↓

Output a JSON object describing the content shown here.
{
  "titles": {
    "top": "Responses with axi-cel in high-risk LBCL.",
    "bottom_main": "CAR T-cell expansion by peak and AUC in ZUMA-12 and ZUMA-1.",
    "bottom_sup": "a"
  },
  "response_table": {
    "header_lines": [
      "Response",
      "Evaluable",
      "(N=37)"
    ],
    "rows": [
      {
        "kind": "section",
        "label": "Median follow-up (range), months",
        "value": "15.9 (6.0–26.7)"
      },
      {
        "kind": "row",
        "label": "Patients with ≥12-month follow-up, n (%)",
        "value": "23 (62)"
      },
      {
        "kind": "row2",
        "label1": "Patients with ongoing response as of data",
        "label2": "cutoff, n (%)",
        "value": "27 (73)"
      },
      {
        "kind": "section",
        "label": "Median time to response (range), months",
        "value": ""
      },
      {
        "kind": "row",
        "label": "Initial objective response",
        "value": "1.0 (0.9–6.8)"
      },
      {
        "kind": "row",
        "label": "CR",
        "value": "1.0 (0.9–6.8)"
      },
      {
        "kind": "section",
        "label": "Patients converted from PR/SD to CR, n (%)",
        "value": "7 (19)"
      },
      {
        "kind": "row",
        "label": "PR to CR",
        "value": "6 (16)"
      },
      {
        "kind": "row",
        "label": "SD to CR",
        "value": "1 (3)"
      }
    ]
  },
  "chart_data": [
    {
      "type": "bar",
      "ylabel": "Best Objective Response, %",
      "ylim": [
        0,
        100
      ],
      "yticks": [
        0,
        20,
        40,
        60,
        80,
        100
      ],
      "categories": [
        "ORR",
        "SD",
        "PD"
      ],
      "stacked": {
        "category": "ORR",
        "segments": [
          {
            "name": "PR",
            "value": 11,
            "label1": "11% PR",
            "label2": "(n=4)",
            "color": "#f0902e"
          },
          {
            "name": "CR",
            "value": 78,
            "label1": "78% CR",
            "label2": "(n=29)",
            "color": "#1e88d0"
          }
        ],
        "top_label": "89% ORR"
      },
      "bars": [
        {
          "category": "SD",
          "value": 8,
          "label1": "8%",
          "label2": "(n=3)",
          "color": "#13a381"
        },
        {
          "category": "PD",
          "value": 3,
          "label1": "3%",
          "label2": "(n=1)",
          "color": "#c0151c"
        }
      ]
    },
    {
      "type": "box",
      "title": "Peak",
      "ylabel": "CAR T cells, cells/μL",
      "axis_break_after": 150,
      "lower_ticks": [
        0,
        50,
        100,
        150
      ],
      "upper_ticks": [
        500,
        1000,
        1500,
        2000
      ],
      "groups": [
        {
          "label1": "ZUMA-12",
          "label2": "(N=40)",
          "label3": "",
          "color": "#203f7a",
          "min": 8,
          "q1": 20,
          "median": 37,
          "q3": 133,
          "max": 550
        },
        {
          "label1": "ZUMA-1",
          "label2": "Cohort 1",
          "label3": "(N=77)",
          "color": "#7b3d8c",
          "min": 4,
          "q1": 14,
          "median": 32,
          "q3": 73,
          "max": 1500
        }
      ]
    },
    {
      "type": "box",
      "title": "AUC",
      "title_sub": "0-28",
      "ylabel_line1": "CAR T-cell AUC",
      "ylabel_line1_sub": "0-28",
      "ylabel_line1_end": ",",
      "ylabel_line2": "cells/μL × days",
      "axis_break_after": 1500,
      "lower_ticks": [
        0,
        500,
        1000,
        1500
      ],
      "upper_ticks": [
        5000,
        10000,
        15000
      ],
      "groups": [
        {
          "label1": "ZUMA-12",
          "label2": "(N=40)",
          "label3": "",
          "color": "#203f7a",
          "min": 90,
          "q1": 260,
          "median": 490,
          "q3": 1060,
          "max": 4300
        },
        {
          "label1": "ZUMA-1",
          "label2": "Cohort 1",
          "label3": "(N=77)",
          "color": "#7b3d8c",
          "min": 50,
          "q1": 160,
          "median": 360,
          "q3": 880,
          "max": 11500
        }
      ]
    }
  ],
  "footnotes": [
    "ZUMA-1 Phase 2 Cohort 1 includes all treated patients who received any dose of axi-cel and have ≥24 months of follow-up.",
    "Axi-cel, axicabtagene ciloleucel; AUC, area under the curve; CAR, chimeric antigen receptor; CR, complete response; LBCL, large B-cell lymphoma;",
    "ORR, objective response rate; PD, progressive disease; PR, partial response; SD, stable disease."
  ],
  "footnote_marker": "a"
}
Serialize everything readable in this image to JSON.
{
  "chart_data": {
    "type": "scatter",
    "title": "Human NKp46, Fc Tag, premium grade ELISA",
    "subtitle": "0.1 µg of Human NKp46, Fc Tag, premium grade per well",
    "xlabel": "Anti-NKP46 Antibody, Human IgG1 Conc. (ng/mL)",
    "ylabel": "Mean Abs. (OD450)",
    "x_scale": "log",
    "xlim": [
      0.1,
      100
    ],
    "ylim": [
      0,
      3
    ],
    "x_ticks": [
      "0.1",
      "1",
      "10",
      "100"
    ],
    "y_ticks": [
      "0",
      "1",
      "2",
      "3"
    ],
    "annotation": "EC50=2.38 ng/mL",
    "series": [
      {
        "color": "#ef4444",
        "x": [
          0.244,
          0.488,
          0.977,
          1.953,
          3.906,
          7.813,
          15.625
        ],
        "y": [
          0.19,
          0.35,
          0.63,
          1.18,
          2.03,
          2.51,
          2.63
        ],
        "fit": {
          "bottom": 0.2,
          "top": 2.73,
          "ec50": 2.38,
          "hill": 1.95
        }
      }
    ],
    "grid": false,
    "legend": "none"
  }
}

↑

Every entry is to be returned exactly, with nothing dropped.

COMPLETED EXERCISE:
Output a JSON object describing the content shown here.
{
  "titles": {
    "top": "Responses with axi-cel in high-risk LBCL.",
    "bottom_main": "CAR T-cell expansion by peak and AUC in ZUMA-12 and ZUMA-1.",
    "bottom_sup": "a"
  },
  "response_table": {
    "header_lines": [
      "Response",
      "Evaluable",
      "(N=37)"
    ],
    "rows": [
      {
        "kind": "section",
        "label": "Median follow-up (range), months",
        "value": "15.9 (6.0–26.7)"
      },
      {
        "kind": "row",
        "label": "Patients with ≥12-month follow-up, n (%)",
        "value": "23 (62)"
      },
      {
        "kind": "row2",
        "label1": "Patients with ongoing response as of data",
        "label2": "cutoff, n (%)",
        "value": "27 (73)"
      },
      {
        "kind": "section",
        "label": "Median time to response (range), months",
        "value": ""
      },
      {
        "kind": "row",
        "label": "Initial objective response",
        "value": "1.0 (0.9–6.8)"
      },
      {
        "kind": "row",
        "label": "CR",
        "value": "1.0 (0.9–6.8)"
      },
      {
        "kind": "section",
        "label": "Patients converted from PR/SD to CR, n (%)",
        "value": "7 (19)"
      },
      {
        "kind": "row",
        "label": "PR to CR",
        "value": "6 (16)"
      },
      {
        "kind": "row",
        "label": "SD to CR",
        "value": "1 (3)"
      }
    ]
  },
  "chart_data": [
    {
      "type": "bar",
      "ylabel": "Best Objective Response, %",
      "ylim": [
        0,
        100
      ],
      "yticks": [
        0,
        20,
        40,
        60,
        80,
        100
      ],
      "categories": [
        "ORR",
        "SD",
        "PD"
      ],
      "stacked": {
        "category": "ORR",
        "segments": [
          {
            "name": "PR",
            "value": 11,
            "label1": "11% PR",
            "label2": "(n=4)",
            "color": "#f0902e"
          },
          {
            "name": "CR",
            "value": 78,
            "label1": "78% CR",
            "label2": "(n=29)",
            "color": "#1e88d0"
          }
        ],
        "top_label": "89% ORR"
      },
      "bars": [
        {
          "category": "SD",
          "value": 8,
          "label1": "8%",
          "label2": "(n=3)",
          "color": "#13a381"
        },
        {
          "category": "PD",
          "value": 3,
          "label1": "3%",
          "label2": "(n=1)",
          "color": "#c0151c"
        }
      ]
    },
    {
      "type": "box",
      "title": "Peak",
      "ylabel": "CAR T cells, cells/μL",
      "axis_break_after": 150,
      "lower_ticks": [
        0,
        50,
        100,
        150
      ],
      "upper_ticks": [
        500,
        1000,
        1500,
        2000
      ],
      "groups": [
        {
          "label1": "ZUMA-12",
          "label2": "(N=40)",
          "label3": "",
          "color": "#203f7a",
          "min": 8,
          "q1": 20,
          "median": 37,
          "q3": 133,
          "max": 550
        },
        {
          "label1": "ZUMA-1",
          "label2": "Cohort 1",
          "label3": "(N=77)",
          "color": "#7b3d8c",
          "min": 4,
          "q1": 14,
          "median": 32,
          "q3": 73,
          "max": 1500
        }
      ]
    },
    {
      "type": "box",
      "title": "AUC",
      "title_sub": "0-28",
      "ylabel_line1": "CAR T-cell AUC",
      "ylabel_line1_sub": "0-28",
      "ylabel_line1_end": ",",
      "ylabel_line2": "cells/μL × days",
      "axis_break_after": 1500,
      "lower_ticks": [
        0,
        500,
        1000,
        1500
      ],
      "upper_ticks": [
        5000,
        10000,
        15000
      ],
      "groups": [
        {
          "label1": "ZUMA-12",
          "label2": "(N=40)",
          "label3": "",
          "color": "#203f7a",
          "min": 90,
          "q1": 260,
          "median": 490,
          "q3": 1060,
          "max": 4300
        },
        {
          "label1": "ZUMA-1",
          "label2": "Cohort 1",
          "label3": "(N=77)",
          "color": "#7b3d8c",
          "min": 50,
          "q1": 160,
          "median": 360,
          "q3": 880,
          "max": 11500
        }
      ]
    }
  ],
  "footnotes": [
    "ZUMA-1 Phase 2 Cohort 1 includes all treated patients who received any dose of axi-cel and have ≥24 months of follow-up.",
    "Axi-cel, axicabtagene ciloleucel; AUC, area under the curve; CAR, chimeric antigen receptor; CR, complete response; LBCL, large B-cell lymphoma;",
    "ORR, objective response rate; PD, progressive disease; PR, partial response; SD, stable disease."
  ],
  "footnote_marker": "a"
}
Serialize everything readable in this image to JSON.
{
  "chart_data": {
    "type": "scatter",
    "title": "Human NKp46, Fc Tag, premium grade ELISA",
    "subtitle": "0.1 µg of Human NKp46, Fc Tag, premium grade per well",
    "xlabel": "Anti-NKP46 Antibody, Human IgG1 Conc. (ng/mL)",
    "ylabel": "Mean Abs. (OD450)",
    "x_scale": "log",
    "xlim": [
      0.1,
      100
    ],
    "ylim": [
      0,
      3
    ],
    "x_ticks": [
      "0.1",
      "1",
      "10",
      "100"
    ],
    "y_ticks": [
      "0",
      "1",
      "2",
      "3"
    ],
    "annotation": "EC50=2.38 ng/mL",
    "series": [
      {
        "color": "#ef4444",
        "x": [
          0.244,
          0.488,
          0.977,
          1.953,
          3.906,
          7.813,
          15.625
        ],
        "y": [
          0.19,
          0.35,
          0.63,
          1.18,
          2.03,
          2.51,
          2.63
        ],
        "fit": {
          "bottom": 0.2,
          "top": 2.73,
          "ec50": 2.38,
          "hill": 1.95
        }
      }
    ],
    "grid": false,
    "legend": "none"
  }
}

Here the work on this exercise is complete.